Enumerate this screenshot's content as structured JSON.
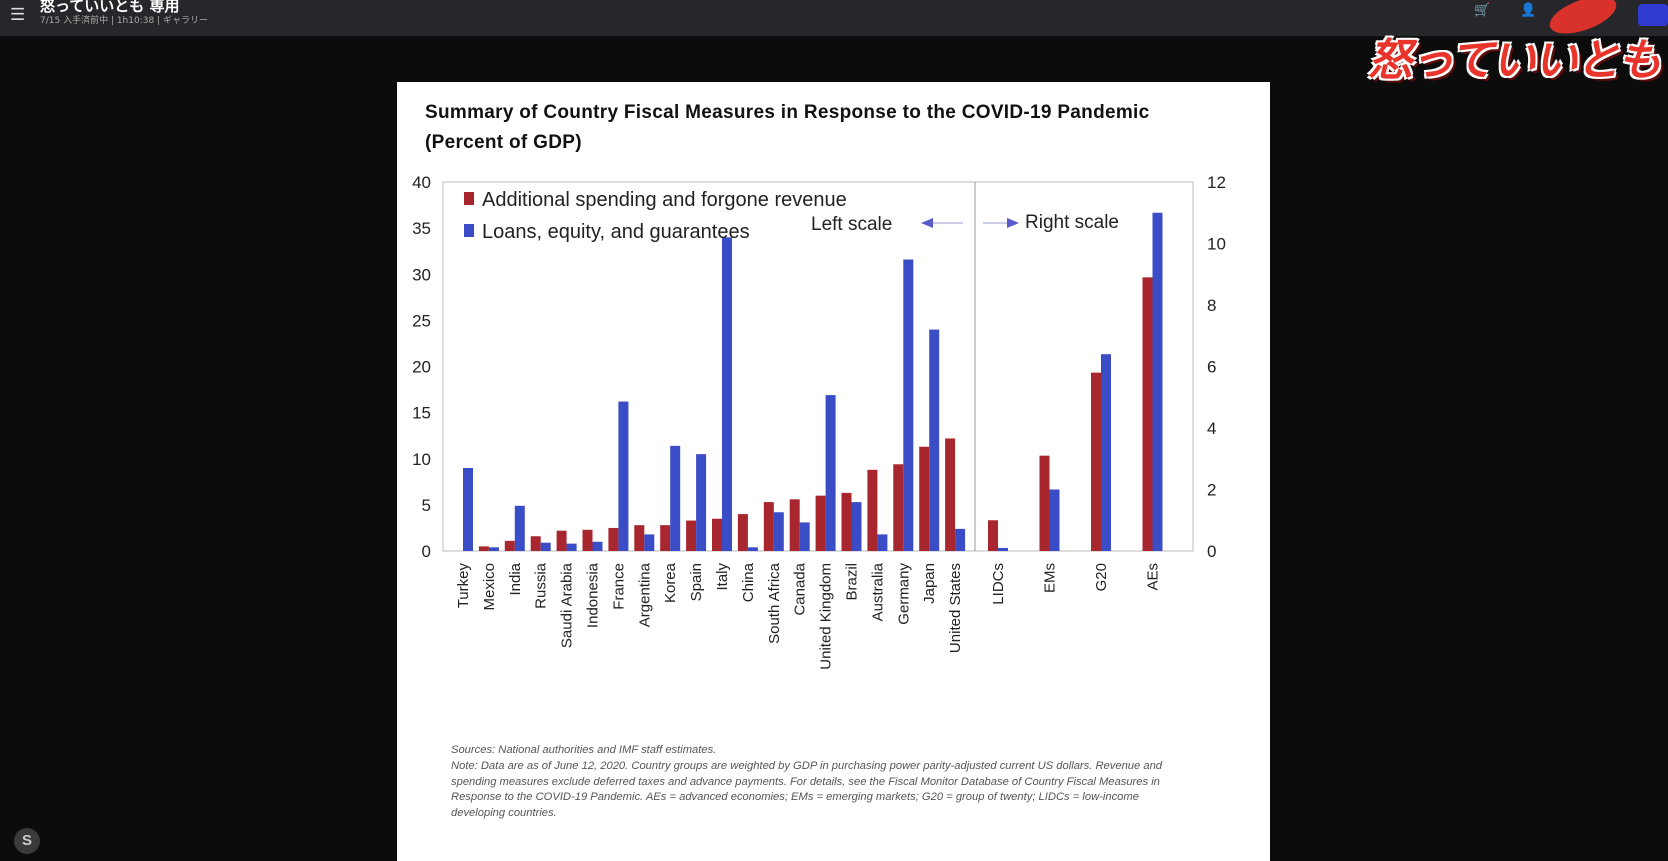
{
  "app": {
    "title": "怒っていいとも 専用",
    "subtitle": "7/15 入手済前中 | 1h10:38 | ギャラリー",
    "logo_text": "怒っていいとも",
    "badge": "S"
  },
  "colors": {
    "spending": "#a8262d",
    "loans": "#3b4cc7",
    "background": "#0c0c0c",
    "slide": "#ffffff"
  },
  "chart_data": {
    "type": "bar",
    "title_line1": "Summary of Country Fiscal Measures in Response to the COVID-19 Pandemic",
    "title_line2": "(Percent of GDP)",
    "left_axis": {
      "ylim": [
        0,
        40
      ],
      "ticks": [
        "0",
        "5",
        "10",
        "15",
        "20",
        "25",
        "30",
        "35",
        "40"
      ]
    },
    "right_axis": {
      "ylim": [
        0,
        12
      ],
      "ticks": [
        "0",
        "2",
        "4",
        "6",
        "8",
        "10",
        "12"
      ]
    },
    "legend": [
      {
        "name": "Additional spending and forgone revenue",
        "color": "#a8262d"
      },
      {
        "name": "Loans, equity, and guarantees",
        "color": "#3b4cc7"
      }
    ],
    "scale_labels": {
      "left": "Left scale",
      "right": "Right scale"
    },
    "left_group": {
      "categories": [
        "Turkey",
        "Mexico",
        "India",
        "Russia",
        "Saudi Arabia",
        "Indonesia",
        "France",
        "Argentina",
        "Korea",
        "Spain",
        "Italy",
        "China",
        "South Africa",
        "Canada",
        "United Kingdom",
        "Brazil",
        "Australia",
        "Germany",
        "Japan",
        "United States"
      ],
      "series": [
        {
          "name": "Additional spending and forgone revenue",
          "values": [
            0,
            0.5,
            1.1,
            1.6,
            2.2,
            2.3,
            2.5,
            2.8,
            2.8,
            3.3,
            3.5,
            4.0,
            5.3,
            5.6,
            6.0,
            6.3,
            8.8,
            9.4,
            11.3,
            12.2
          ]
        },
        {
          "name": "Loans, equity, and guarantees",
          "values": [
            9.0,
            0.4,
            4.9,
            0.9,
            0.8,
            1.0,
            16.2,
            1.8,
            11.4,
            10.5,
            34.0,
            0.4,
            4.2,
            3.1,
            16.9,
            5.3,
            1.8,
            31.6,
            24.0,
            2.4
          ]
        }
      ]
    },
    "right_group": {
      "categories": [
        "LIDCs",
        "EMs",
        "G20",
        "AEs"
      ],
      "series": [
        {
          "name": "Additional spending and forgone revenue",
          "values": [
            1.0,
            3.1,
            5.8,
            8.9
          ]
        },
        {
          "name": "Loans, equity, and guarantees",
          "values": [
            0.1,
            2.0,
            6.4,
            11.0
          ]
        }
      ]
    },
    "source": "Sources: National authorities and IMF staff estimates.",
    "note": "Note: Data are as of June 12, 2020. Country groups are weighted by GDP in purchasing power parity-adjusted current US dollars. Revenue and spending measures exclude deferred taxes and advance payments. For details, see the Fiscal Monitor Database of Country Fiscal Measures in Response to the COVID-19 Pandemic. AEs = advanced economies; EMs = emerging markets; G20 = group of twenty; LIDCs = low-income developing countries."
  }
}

┄┄┄┄┄┄┄┄┄┄

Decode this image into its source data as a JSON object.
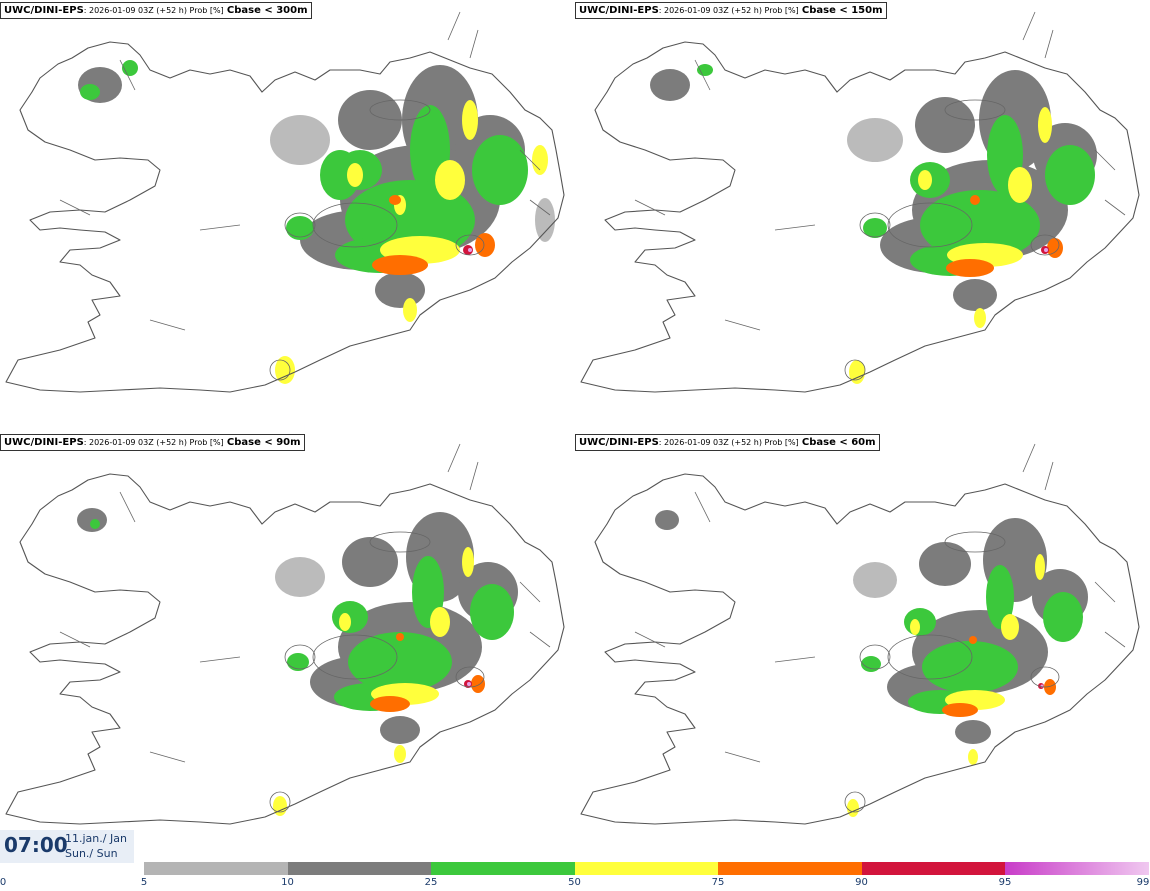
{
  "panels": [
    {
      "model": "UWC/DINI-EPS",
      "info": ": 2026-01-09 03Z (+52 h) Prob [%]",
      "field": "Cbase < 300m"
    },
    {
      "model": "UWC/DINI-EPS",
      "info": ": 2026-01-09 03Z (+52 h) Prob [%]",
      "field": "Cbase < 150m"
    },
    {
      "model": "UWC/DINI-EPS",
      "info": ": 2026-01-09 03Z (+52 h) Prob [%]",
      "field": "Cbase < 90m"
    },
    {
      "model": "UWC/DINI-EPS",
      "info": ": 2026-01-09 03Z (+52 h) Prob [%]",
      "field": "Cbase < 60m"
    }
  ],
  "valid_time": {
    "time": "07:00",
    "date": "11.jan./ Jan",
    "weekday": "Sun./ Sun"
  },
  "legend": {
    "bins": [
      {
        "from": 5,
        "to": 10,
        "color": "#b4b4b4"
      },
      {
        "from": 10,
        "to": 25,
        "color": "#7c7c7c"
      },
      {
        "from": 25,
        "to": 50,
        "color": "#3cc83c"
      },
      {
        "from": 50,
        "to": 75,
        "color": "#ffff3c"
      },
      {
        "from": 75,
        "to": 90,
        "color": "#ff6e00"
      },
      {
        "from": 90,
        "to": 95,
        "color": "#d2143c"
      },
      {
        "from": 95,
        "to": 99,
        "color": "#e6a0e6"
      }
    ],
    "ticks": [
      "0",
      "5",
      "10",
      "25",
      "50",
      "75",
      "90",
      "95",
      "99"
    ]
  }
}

┄┄┄┄┄┄┄┄┄┄

> EXERCISE GOAL
Go through the records and show every line with the string "spending" in it.

> SOLUTION FOR THIS TASK
    "spending": "#a8262d",
        "name": "Additional spending and forgone revenue",
          "name": "Additional spending and forgone revenue",
          "name": "Additional spending and forgone revenue",
    "note": "Note: Data are as of June 12, 2020. Country groups are weighted by GDP in purchasing power parity-adjusted current US dollars. Revenue and spending measures exclude deferred taxes and advance payments. For details, see the Fiscal Monitor Database of Country Fiscal Measures in Response to the COVID-19 Pandemic. AEs = advanced economies; EMs = emerging markets; G20 = group of twenty; LIDCs = low-income developing countries."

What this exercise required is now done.